> Task goal: The records below must be written out exactly, with every picture left behind.

> Provided material:
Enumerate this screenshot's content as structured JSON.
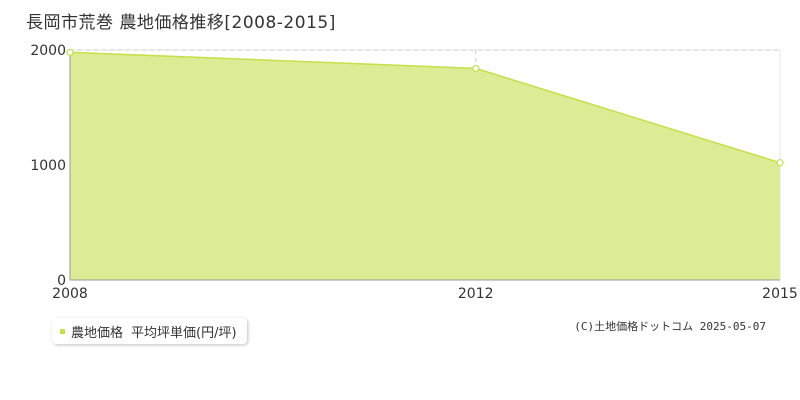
{
  "title": "長岡市荒巻 農地価格推移[2008-2015]",
  "colors": {
    "fill": "#dcec94",
    "line": "#c4e04a",
    "grid": "#cccccc",
    "axis": "#999999"
  },
  "chart_data": {
    "type": "area",
    "x": [
      2008,
      2012,
      2015
    ],
    "series": [
      {
        "name": "農地価格 平均坪単価(円/坪)",
        "values": [
          1980,
          1840,
          1020
        ]
      }
    ],
    "xticks": [
      "2008",
      "2012",
      "2015"
    ],
    "yticks": [
      "0",
      "1000",
      "2000"
    ],
    "ylim": [
      0,
      2000
    ],
    "xlim": [
      2008,
      2015
    ],
    "grid": true,
    "legend_position": "bottom-left"
  },
  "legend": {
    "category": "農地価格",
    "label": "平均坪単価(円/坪)"
  },
  "credit": "(C)土地価格ドットコム 2025-05-07"
}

> Right answer:
Enumerate this screenshot's content as structured JSON.
{
  "title": "長岡市荒巻 農地価格推移[2008-2015]",
  "colors": {
    "fill": "#dcec94",
    "line": "#c4e04a",
    "grid": "#cccccc",
    "axis": "#999999"
  },
  "chart_data": {
    "type": "area",
    "x": [
      2008,
      2012,
      2015
    ],
    "series": [
      {
        "name": "農地価格 平均坪単価(円/坪)",
        "values": [
          1980,
          1840,
          1020
        ]
      }
    ],
    "xticks": [
      "2008",
      "2012",
      "2015"
    ],
    "yticks": [
      "0",
      "1000",
      "2000"
    ],
    "ylim": [
      0,
      2000
    ],
    "xlim": [
      2008,
      2015
    ],
    "grid": true,
    "legend_position": "bottom-left"
  },
  "legend": {
    "category": "農地価格",
    "label": "平均坪単価(円/坪)"
  },
  "credit": "(C)土地価格ドットコム 2025-05-07"
}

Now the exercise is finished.